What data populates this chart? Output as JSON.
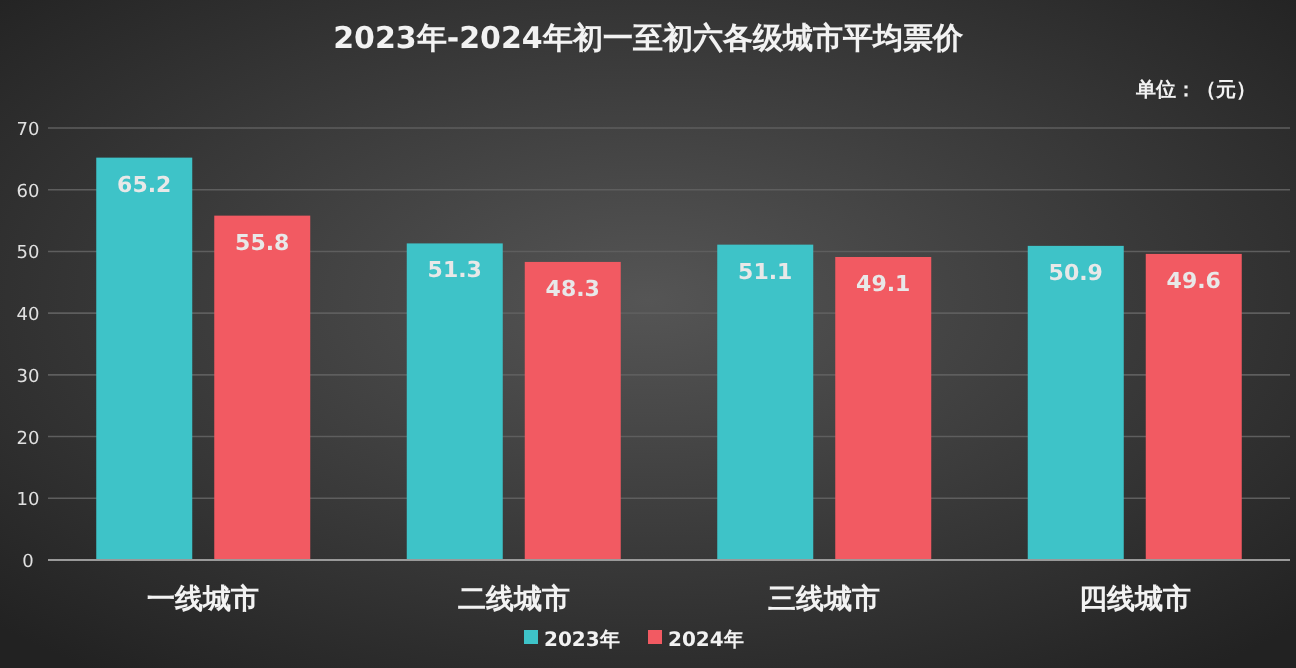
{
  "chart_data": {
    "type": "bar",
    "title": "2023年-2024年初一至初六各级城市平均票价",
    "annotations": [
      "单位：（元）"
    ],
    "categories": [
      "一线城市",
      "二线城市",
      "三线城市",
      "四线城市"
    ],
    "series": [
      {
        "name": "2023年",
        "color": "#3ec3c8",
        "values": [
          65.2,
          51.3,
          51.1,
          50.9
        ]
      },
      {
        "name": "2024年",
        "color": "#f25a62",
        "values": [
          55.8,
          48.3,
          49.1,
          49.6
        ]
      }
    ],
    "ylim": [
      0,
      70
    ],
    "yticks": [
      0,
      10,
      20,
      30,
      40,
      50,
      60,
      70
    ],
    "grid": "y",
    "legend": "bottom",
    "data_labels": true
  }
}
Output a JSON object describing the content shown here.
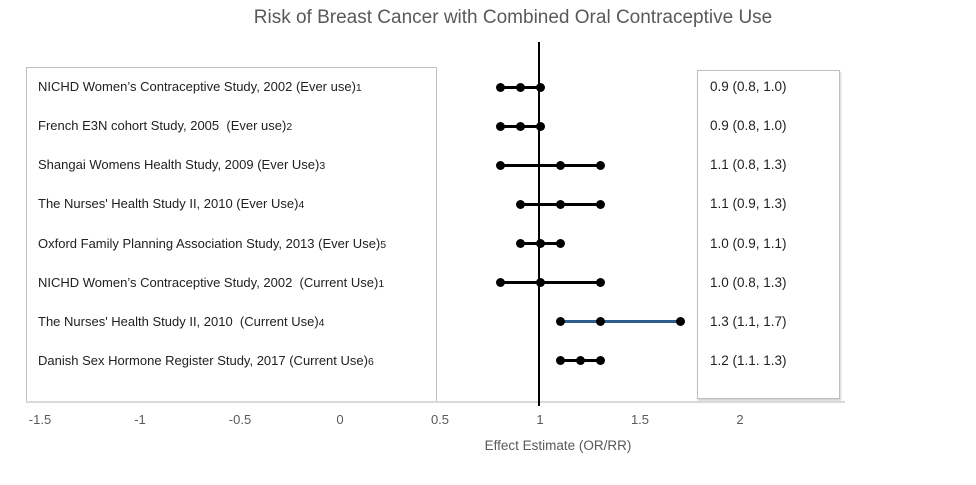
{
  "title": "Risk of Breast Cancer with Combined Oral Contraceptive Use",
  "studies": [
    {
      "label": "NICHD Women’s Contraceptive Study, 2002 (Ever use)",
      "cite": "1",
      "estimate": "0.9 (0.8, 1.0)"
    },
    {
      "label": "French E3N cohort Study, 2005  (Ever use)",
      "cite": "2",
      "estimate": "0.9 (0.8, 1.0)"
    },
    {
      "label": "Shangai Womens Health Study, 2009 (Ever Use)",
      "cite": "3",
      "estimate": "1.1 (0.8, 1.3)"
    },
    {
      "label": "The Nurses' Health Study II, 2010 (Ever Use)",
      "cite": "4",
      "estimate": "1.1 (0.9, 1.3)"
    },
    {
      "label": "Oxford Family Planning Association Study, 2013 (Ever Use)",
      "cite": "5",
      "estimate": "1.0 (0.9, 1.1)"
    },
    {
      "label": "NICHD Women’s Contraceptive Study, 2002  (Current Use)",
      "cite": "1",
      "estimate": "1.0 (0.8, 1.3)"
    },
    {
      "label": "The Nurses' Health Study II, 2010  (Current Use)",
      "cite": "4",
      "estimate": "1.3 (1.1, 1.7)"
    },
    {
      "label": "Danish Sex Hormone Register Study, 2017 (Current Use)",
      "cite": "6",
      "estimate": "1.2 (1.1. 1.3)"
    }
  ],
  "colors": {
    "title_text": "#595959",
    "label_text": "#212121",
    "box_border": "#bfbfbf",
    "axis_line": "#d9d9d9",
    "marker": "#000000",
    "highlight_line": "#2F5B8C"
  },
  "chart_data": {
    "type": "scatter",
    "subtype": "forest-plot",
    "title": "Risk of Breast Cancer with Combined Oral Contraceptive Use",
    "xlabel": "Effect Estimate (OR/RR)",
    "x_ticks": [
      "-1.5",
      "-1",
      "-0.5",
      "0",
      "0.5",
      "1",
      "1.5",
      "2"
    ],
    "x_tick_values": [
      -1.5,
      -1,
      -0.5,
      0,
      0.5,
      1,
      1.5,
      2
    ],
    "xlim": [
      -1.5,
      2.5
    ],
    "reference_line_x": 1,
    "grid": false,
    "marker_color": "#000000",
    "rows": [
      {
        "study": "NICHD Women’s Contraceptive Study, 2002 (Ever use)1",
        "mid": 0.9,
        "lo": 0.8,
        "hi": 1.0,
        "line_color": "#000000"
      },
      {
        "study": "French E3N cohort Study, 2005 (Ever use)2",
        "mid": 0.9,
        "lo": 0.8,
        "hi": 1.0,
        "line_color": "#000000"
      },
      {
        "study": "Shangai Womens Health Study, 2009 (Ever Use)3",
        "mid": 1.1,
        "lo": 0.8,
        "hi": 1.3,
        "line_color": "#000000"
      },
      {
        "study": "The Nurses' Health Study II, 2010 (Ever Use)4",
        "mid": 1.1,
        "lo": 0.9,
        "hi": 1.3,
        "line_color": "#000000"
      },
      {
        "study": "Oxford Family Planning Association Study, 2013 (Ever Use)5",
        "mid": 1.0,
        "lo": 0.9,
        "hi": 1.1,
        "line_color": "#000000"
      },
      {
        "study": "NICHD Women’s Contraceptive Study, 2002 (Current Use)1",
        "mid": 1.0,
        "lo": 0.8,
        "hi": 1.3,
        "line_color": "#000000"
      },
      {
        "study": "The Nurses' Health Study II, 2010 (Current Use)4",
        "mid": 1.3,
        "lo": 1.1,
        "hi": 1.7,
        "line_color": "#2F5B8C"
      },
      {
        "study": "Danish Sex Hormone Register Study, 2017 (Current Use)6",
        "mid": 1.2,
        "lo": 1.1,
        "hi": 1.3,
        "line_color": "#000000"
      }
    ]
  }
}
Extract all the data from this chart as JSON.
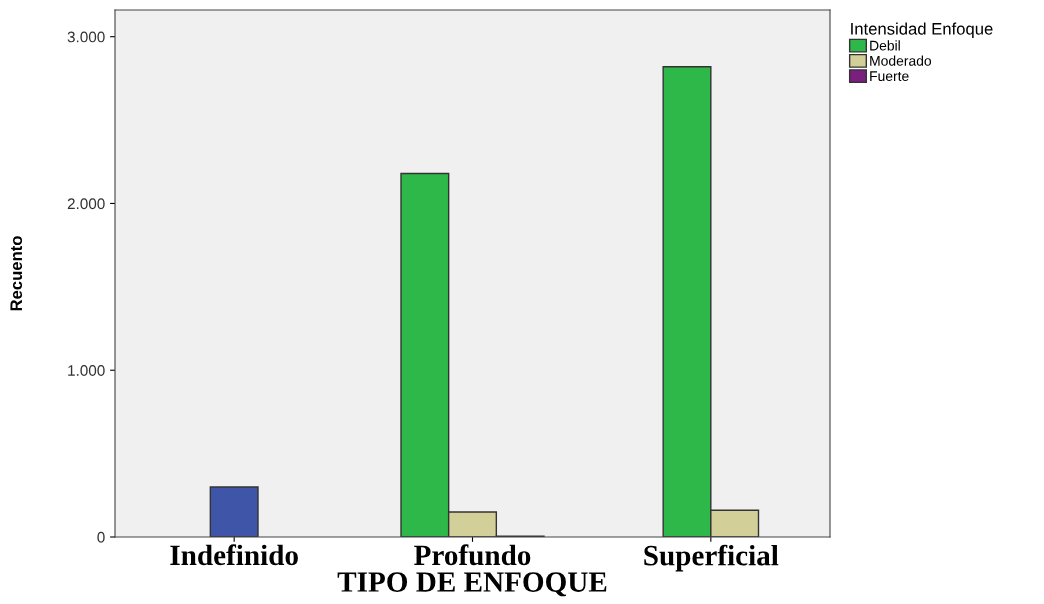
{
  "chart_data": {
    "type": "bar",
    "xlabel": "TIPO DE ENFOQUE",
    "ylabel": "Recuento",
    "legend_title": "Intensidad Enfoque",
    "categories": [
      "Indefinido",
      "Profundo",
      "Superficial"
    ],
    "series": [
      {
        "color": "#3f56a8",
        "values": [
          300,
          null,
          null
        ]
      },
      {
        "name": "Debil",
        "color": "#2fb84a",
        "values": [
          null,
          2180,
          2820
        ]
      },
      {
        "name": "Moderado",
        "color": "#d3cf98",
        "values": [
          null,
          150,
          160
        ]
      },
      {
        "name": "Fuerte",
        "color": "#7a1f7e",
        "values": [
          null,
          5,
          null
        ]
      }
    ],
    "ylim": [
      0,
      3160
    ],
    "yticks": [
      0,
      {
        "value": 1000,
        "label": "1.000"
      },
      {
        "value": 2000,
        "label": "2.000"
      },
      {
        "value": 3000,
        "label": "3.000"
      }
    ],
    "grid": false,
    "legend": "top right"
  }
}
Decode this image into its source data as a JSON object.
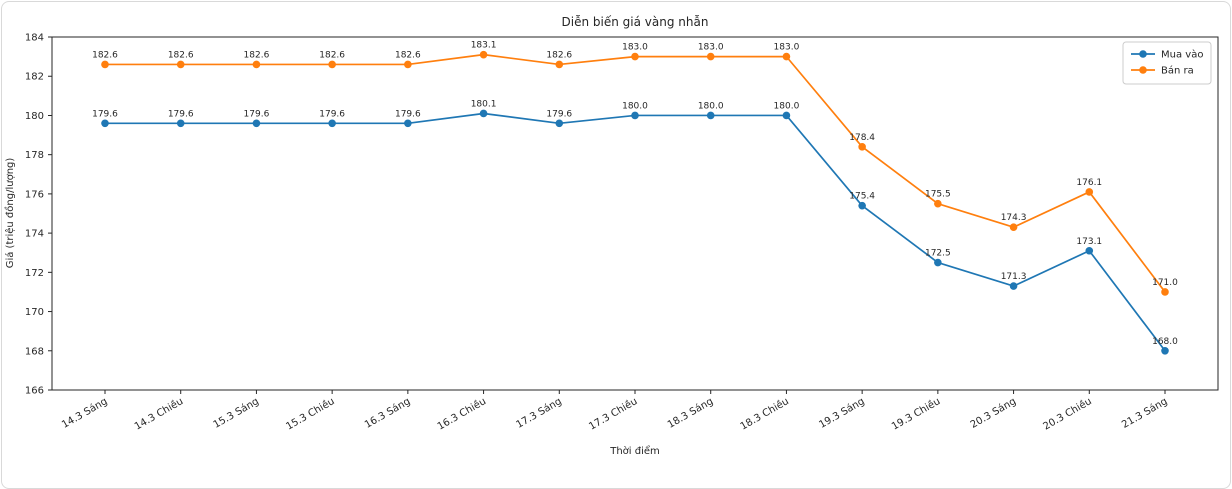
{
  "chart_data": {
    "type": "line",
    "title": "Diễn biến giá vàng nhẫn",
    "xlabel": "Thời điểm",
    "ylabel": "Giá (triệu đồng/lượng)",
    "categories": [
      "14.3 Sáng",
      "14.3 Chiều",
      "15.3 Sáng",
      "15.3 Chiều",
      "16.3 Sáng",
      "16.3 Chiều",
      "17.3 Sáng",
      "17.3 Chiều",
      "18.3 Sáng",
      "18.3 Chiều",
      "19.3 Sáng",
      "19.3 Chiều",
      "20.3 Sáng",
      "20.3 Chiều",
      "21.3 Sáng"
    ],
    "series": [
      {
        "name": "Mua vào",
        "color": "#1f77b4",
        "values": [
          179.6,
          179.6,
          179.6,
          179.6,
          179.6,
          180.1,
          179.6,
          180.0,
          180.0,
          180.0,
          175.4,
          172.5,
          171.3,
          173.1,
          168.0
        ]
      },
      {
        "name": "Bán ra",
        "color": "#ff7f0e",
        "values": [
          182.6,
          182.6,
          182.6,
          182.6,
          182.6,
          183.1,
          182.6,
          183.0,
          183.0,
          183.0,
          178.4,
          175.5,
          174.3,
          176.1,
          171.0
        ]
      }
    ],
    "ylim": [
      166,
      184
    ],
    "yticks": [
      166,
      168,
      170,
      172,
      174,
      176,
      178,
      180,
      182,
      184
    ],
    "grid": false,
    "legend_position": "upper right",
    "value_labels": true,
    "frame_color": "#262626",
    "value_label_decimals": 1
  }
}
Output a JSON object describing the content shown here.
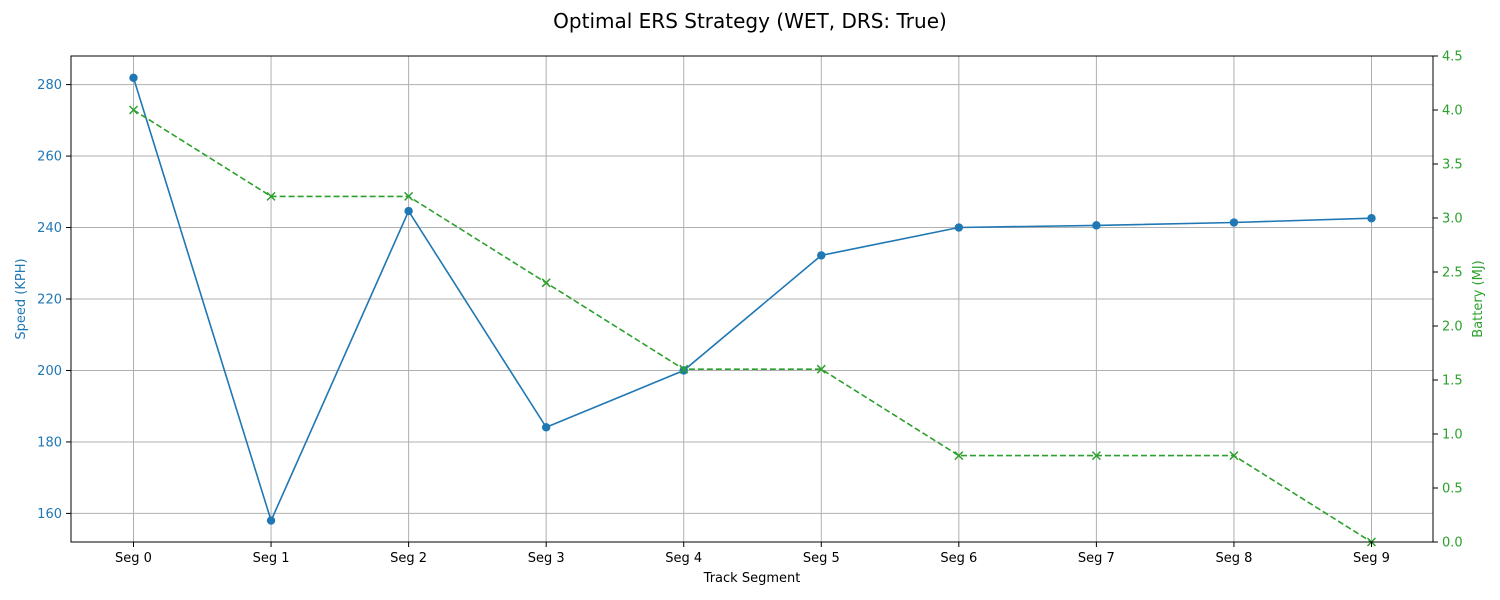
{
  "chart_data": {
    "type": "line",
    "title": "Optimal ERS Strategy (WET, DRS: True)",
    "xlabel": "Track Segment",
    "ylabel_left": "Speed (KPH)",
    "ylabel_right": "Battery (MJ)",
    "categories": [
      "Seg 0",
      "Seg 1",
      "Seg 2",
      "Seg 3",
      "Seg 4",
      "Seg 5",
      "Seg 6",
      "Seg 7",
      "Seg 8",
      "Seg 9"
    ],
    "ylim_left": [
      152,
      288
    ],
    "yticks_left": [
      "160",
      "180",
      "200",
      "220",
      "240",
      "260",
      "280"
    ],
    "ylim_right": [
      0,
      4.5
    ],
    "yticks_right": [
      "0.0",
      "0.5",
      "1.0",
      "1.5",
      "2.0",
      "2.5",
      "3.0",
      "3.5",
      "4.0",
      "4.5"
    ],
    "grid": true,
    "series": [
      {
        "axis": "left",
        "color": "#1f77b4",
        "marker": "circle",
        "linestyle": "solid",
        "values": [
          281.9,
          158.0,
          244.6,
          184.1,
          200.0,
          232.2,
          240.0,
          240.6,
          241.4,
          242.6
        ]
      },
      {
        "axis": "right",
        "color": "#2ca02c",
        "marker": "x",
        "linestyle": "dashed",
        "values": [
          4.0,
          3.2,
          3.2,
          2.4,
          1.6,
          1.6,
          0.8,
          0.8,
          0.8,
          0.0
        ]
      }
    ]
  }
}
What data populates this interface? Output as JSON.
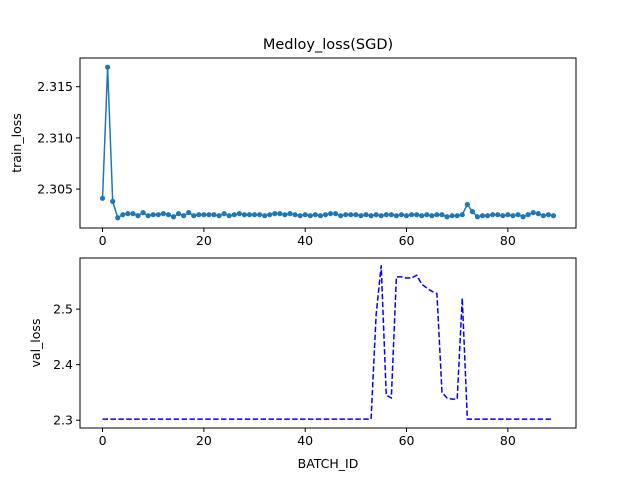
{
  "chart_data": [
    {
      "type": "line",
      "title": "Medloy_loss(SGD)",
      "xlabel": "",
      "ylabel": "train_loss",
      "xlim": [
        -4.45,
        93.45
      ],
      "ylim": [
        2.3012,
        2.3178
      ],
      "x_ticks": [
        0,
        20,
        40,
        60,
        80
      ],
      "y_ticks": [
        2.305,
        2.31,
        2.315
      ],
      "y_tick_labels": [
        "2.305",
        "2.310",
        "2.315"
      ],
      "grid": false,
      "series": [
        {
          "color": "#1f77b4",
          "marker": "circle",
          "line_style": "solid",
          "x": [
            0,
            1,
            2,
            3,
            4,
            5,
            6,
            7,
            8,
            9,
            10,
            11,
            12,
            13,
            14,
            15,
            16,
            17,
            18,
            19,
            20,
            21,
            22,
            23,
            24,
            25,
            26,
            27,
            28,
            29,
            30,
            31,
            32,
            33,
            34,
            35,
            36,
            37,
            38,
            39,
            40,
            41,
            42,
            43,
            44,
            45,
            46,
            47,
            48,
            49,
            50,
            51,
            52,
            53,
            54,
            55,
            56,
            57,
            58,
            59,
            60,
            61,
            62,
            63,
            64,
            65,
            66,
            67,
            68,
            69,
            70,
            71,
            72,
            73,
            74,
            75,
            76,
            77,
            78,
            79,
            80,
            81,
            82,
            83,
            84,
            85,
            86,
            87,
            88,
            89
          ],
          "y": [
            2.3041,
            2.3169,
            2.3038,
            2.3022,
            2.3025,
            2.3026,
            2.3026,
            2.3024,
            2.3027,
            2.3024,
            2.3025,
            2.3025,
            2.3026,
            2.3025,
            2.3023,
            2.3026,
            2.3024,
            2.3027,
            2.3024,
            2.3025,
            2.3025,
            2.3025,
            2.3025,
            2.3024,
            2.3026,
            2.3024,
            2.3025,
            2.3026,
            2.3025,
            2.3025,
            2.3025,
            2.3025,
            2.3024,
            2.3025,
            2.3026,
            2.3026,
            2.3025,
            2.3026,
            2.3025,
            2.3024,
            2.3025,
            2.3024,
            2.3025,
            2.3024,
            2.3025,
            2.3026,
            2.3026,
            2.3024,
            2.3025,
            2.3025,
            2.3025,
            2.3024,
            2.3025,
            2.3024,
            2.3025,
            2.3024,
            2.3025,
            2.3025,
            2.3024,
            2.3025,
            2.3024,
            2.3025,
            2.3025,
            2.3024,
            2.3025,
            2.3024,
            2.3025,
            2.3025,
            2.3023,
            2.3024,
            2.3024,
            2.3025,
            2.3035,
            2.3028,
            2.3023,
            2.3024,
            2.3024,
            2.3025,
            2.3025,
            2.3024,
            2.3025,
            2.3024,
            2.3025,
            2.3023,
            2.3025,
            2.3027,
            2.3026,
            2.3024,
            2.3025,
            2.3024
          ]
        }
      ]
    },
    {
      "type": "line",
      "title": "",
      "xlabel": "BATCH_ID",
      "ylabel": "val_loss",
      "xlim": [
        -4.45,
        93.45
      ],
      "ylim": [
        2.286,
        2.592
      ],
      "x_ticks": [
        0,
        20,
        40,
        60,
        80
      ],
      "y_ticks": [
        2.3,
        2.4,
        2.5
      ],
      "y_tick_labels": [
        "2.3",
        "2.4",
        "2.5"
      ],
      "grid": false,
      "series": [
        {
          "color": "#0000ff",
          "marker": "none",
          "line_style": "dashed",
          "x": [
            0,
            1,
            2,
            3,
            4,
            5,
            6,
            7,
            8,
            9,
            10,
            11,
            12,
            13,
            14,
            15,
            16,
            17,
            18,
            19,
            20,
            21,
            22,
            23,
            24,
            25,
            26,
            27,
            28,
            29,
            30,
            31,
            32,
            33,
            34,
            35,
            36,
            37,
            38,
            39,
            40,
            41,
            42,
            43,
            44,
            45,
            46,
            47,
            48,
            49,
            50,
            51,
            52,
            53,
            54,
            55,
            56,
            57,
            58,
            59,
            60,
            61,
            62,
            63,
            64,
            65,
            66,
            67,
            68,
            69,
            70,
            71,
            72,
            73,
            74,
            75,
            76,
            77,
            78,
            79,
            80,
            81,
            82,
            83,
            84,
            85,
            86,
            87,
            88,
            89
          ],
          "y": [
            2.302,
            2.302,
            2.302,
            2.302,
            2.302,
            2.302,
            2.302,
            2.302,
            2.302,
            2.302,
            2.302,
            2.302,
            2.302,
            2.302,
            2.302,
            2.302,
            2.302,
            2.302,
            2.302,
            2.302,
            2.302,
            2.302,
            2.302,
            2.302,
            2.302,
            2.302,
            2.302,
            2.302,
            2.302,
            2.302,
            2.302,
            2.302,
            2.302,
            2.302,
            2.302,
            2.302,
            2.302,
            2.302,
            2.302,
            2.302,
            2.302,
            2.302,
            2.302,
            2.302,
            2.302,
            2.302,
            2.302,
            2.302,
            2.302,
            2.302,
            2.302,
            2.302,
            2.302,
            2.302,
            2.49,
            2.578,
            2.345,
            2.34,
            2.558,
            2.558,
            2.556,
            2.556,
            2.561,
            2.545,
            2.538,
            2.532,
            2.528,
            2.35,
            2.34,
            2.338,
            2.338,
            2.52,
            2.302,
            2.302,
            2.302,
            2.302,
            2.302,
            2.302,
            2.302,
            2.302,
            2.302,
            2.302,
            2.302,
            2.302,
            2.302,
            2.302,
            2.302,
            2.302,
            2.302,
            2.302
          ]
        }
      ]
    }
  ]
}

※ ※ ※

Your goal — Your answer should be one number: how many lines of the listing include the word "xlabel".

Expected answer — 6